### Task statement
Scan the lines below for the string "time" and report how many lines contain it, giving only the number.

— START Material to process —

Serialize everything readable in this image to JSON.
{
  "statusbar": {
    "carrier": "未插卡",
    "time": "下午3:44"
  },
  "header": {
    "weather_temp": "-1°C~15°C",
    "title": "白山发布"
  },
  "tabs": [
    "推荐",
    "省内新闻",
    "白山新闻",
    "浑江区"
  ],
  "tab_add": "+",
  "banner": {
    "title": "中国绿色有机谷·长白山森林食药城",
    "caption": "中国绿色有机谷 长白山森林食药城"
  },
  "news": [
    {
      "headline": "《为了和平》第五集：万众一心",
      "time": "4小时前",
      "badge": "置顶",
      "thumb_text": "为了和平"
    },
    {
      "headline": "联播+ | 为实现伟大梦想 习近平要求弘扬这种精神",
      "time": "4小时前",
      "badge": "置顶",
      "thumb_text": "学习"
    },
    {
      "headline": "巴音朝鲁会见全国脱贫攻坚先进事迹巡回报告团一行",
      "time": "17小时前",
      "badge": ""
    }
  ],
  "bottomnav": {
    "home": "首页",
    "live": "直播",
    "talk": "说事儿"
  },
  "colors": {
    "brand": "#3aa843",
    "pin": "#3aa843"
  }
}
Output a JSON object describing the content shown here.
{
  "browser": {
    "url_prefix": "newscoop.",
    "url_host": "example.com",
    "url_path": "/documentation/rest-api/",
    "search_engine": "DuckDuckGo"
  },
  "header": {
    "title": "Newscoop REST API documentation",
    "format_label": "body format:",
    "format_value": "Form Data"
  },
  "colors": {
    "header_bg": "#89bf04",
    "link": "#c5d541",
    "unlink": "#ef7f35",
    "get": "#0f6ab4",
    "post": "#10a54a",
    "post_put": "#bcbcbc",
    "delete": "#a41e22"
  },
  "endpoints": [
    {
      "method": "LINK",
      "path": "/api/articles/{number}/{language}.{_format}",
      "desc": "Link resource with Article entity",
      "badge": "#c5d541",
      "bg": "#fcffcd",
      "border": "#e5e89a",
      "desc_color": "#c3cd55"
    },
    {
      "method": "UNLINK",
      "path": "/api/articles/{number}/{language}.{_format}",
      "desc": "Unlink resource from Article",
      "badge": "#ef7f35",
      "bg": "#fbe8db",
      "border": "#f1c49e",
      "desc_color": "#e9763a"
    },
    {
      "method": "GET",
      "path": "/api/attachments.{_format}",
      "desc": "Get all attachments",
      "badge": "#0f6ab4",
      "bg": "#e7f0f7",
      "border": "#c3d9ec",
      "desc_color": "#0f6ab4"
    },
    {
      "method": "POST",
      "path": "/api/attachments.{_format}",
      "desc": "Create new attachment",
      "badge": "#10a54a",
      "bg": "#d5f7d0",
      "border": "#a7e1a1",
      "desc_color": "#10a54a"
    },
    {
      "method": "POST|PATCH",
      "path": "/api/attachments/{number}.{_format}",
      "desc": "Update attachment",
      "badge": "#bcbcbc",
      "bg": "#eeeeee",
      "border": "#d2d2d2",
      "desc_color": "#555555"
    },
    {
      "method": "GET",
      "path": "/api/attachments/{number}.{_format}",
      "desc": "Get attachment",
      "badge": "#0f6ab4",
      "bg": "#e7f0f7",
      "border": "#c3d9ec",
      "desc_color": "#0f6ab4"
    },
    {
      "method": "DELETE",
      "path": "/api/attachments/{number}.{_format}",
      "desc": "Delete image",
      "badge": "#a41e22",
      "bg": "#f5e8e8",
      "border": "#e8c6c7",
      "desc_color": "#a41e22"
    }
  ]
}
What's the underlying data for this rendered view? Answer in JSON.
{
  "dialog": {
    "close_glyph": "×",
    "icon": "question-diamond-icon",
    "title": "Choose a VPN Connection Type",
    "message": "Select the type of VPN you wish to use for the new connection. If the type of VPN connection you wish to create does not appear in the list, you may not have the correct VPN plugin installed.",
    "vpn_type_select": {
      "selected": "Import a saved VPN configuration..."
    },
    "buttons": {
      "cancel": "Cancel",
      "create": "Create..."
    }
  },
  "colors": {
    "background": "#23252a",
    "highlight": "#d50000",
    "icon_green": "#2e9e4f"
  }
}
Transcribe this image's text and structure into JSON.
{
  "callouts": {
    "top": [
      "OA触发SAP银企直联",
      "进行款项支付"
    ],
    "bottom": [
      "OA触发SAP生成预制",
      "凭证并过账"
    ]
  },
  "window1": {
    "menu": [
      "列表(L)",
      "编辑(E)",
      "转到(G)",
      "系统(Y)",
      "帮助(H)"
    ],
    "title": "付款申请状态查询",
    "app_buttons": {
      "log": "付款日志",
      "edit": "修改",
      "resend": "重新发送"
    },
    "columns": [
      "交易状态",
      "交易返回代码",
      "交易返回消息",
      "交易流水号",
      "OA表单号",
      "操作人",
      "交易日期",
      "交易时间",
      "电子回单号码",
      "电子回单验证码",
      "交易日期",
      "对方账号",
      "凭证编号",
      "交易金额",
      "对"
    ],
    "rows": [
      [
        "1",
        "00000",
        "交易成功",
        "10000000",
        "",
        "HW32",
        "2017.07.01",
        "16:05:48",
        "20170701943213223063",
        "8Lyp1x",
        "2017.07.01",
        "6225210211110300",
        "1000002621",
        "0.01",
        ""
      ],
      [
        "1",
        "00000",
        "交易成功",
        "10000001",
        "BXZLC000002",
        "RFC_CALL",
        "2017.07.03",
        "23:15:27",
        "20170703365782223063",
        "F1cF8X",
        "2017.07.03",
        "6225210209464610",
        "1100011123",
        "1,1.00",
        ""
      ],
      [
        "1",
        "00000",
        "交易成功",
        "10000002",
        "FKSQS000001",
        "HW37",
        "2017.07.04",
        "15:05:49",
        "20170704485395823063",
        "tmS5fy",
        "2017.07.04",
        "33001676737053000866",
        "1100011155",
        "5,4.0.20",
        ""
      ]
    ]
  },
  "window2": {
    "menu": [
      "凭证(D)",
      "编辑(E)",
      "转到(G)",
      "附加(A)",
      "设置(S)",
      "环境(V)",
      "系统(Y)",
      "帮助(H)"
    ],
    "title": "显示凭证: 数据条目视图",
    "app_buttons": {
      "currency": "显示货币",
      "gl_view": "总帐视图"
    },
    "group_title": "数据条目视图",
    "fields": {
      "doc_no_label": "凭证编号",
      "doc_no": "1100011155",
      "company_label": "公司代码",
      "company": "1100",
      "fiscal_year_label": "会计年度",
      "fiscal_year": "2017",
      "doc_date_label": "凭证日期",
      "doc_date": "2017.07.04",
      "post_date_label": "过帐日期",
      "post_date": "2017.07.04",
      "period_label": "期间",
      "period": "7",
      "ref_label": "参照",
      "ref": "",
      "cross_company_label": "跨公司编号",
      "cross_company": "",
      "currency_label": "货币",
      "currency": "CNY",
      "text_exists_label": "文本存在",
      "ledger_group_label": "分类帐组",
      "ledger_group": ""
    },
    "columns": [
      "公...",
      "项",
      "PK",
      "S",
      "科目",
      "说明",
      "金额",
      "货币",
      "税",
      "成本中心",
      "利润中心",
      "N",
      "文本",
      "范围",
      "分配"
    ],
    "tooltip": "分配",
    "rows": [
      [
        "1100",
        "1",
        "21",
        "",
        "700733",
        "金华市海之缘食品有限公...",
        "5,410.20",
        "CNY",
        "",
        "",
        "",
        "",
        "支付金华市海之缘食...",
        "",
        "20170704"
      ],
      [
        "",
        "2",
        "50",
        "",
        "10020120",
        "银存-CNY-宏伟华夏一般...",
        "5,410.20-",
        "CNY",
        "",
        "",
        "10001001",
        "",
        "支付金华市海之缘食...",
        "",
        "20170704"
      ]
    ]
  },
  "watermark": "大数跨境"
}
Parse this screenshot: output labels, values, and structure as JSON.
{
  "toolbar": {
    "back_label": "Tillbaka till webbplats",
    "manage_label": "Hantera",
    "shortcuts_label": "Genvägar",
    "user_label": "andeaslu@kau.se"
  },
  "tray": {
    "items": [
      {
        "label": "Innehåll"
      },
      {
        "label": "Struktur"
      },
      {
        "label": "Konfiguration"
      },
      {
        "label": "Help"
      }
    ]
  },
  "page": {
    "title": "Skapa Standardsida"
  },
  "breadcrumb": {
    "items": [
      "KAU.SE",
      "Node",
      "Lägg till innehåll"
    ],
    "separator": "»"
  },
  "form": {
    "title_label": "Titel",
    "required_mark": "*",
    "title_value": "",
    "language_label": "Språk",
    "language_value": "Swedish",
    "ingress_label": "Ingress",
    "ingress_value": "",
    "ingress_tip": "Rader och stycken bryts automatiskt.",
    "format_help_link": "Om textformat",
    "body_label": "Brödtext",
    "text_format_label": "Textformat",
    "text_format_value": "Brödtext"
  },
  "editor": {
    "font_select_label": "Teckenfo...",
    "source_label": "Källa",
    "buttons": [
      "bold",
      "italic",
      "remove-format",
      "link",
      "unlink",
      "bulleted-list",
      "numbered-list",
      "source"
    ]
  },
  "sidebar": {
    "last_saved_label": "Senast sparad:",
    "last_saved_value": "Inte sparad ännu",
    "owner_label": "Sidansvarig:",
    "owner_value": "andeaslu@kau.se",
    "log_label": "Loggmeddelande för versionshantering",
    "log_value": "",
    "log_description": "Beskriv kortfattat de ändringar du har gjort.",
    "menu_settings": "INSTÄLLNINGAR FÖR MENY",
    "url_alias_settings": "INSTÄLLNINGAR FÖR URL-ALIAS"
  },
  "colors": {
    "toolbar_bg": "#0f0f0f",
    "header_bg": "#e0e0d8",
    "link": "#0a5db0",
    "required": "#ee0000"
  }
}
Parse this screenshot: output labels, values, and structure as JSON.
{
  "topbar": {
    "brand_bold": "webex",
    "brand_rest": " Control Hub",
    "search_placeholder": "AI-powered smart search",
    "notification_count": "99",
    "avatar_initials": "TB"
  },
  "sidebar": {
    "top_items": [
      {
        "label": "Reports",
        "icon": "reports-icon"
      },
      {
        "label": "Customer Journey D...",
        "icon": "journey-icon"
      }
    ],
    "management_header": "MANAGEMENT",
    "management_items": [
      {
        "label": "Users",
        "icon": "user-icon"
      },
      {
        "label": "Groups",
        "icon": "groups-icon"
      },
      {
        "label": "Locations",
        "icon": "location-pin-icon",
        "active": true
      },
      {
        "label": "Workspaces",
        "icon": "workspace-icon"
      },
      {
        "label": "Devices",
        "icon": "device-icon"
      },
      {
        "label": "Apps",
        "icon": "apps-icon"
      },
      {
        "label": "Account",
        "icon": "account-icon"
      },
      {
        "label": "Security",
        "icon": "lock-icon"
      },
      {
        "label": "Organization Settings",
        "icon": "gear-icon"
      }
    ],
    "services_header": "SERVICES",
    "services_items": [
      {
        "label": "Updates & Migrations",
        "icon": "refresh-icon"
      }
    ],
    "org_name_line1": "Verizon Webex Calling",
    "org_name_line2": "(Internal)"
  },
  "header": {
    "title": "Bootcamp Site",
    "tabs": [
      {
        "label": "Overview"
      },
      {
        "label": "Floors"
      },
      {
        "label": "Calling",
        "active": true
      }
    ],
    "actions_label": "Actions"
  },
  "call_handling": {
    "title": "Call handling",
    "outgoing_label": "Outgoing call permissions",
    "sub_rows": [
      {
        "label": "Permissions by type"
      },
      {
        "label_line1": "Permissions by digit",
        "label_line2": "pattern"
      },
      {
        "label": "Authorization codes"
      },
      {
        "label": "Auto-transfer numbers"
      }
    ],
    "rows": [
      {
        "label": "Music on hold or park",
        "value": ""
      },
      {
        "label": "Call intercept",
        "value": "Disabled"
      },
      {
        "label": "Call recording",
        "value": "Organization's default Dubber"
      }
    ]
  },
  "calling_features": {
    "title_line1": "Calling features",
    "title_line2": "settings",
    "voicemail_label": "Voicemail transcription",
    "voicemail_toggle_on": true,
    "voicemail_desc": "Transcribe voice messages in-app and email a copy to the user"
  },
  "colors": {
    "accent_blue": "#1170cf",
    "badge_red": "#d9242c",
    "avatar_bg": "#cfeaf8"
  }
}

— END Material to process —

### Correct response
4